==== Data to use

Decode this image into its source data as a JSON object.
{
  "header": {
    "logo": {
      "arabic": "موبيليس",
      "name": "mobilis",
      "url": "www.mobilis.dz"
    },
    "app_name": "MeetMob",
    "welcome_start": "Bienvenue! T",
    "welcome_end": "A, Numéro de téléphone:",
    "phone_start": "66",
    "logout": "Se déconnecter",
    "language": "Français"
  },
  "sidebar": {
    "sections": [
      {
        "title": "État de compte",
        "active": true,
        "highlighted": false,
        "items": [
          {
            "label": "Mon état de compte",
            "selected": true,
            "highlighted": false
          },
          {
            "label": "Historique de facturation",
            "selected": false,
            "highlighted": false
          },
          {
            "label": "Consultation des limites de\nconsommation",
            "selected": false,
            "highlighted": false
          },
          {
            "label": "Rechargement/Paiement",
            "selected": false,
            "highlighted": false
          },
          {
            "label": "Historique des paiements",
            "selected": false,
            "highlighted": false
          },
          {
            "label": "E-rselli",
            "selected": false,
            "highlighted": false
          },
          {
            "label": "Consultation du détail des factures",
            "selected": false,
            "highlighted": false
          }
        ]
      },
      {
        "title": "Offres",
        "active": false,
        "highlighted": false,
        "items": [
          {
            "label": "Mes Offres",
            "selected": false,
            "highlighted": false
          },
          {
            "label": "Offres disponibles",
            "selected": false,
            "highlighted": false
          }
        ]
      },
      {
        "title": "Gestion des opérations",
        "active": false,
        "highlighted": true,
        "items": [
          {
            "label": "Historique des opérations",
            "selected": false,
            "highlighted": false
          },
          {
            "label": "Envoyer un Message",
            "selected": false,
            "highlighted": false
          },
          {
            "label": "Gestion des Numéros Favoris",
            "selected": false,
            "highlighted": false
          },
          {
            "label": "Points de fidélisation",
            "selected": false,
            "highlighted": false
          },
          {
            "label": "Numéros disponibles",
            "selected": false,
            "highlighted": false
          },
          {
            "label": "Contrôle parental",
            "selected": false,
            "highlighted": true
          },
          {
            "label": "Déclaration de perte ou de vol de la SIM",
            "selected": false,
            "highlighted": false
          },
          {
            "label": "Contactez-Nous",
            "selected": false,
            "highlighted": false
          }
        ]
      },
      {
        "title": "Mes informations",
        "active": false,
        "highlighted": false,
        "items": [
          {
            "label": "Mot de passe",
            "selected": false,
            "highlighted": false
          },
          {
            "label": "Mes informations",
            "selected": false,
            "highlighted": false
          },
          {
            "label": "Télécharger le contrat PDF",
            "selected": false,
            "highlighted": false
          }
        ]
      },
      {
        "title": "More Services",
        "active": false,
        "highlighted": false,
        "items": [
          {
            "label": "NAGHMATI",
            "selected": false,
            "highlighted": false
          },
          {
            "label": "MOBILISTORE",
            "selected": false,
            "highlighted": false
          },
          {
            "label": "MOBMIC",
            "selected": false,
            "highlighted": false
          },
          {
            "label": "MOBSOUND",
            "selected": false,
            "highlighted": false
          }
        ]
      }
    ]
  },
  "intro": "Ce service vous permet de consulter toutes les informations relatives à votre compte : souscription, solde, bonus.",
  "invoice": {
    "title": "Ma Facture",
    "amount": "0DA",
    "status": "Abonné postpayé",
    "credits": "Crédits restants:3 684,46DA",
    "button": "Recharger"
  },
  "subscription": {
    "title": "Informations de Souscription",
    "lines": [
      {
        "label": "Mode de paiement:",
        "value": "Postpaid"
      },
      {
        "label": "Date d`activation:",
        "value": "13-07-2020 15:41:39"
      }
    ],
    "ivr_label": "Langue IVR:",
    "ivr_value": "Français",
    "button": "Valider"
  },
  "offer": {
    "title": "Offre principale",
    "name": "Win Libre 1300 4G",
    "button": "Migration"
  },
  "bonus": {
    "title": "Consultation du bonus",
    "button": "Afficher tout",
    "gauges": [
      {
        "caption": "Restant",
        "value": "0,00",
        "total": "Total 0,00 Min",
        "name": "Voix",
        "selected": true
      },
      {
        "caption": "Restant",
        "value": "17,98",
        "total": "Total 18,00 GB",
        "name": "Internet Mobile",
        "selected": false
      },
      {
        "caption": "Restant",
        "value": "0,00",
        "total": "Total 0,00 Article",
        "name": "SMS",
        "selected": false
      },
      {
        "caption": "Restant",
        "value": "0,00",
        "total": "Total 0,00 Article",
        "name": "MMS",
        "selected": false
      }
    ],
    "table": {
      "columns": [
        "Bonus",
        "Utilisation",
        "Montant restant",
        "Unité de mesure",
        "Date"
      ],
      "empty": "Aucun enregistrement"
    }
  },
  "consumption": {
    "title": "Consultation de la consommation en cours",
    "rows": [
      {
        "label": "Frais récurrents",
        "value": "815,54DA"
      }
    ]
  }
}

========

◆ Problem details:
Make an exact copy of the data above.

◆ Result:
Decode this image into its source data as a JSON object.
{
  "header": {
    "logo": {
      "arabic": "موبيليس",
      "name": "mobilis",
      "url": "www.mobilis.dz"
    },
    "app_name": "MeetMob",
    "welcome_start": "Bienvenue! T",
    "welcome_end": "A, Numéro de téléphone:",
    "phone_start": "66",
    "logout": "Se déconnecter",
    "language": "Français"
  },
  "sidebar": {
    "sections": [
      {
        "title": "État de compte",
        "active": true,
        "highlighted": false,
        "items": [
          {
            "label": "Mon état de compte",
            "selected": true,
            "highlighted": false
          },
          {
            "label": "Historique de facturation",
            "selected": false,
            "highlighted": false
          },
          {
            "label": "Consultation des limites de\nconsommation",
            "selected": false,
            "highlighted": false
          },
          {
            "label": "Rechargement/Paiement",
            "selected": false,
            "highlighted": false
          },
          {
            "label": "Historique des paiements",
            "selected": false,
            "highlighted": false
          },
          {
            "label": "E-rselli",
            "selected": false,
            "highlighted": false
          },
          {
            "label": "Consultation du détail des factures",
            "selected": false,
            "highlighted": false
          }
        ]
      },
      {
        "title": "Offres",
        "active": false,
        "highlighted": false,
        "items": [
          {
            "label": "Mes Offres",
            "selected": false,
            "highlighted": false
          },
          {
            "label": "Offres disponibles",
            "selected": false,
            "highlighted": false
          }
        ]
      },
      {
        "title": "Gestion des opérations",
        "active": false,
        "highlighted": true,
        "items": [
          {
            "label": "Historique des opérations",
            "selected": false,
            "highlighted": false
          },
          {
            "label": "Envoyer un Message",
            "selected": false,
            "highlighted": false
          },
          {
            "label": "Gestion des Numéros Favoris",
            "selected": false,
            "highlighted": false
          },
          {
            "label": "Points de fidélisation",
            "selected": false,
            "highlighted": false
          },
          {
            "label": "Numéros disponibles",
            "selected": false,
            "highlighted": false
          },
          {
            "label": "Contrôle parental",
            "selected": false,
            "highlighted": true
          },
          {
            "label": "Déclaration de perte ou de vol de la SIM",
            "selected": false,
            "highlighted": false
          },
          {
            "label": "Contactez-Nous",
            "selected": false,
            "highlighted": false
          }
        ]
      },
      {
        "title": "Mes informations",
        "active": false,
        "highlighted": false,
        "items": [
          {
            "label": "Mot de passe",
            "selected": false,
            "highlighted": false
          },
          {
            "label": "Mes informations",
            "selected": false,
            "highlighted": false
          },
          {
            "label": "Télécharger le contrat PDF",
            "selected": false,
            "highlighted": false
          }
        ]
      },
      {
        "title": "More Services",
        "active": false,
        "highlighted": false,
        "items": [
          {
            "label": "NAGHMATI",
            "selected": false,
            "highlighted": false
          },
          {
            "label": "MOBILISTORE",
            "selected": false,
            "highlighted": false
          },
          {
            "label": "MOBMIC",
            "selected": false,
            "highlighted": false
          },
          {
            "label": "MOBSOUND",
            "selected": false,
            "highlighted": false
          }
        ]
      }
    ]
  },
  "intro": "Ce service vous permet de consulter toutes les informations relatives à votre compte : souscription, solde, bonus.",
  "invoice": {
    "title": "Ma Facture",
    "amount": "0DA",
    "status": "Abonné postpayé",
    "credits": "Crédits restants:3 684,46DA",
    "button": "Recharger"
  },
  "subscription": {
    "title": "Informations de Souscription",
    "lines": [
      {
        "label": "Mode de paiement:",
        "value": "Postpaid"
      },
      {
        "label": "Date d`activation:",
        "value": "13-07-2020 15:41:39"
      }
    ],
    "ivr_label": "Langue IVR:",
    "ivr_value": "Français",
    "button": "Valider"
  },
  "offer": {
    "title": "Offre principale",
    "name": "Win Libre 1300 4G",
    "button": "Migration"
  },
  "bonus": {
    "title": "Consultation du bonus",
    "button": "Afficher tout",
    "gauges": [
      {
        "caption": "Restant",
        "value": "0,00",
        "total": "Total 0,00 Min",
        "name": "Voix",
        "selected": true
      },
      {
        "caption": "Restant",
        "value": "17,98",
        "total": "Total 18,00 GB",
        "name": "Internet Mobile",
        "selected": false
      },
      {
        "caption": "Restant",
        "value": "0,00",
        "total": "Total 0,00 Article",
        "name": "SMS",
        "selected": false
      },
      {
        "caption": "Restant",
        "value": "0,00",
        "total": "Total 0,00 Article",
        "name": "MMS",
        "selected": false
      }
    ],
    "table": {
      "columns": [
        "Bonus",
        "Utilisation",
        "Montant restant",
        "Unité de mesure",
        "Date"
      ],
      "empty": "Aucun enregistrement"
    }
  },
  "consumption": {
    "title": "Consultation de la consommation en cours",
    "rows": [
      {
        "label": "Frais récurrents",
        "value": "815,54DA"
      }
    ]
  }
}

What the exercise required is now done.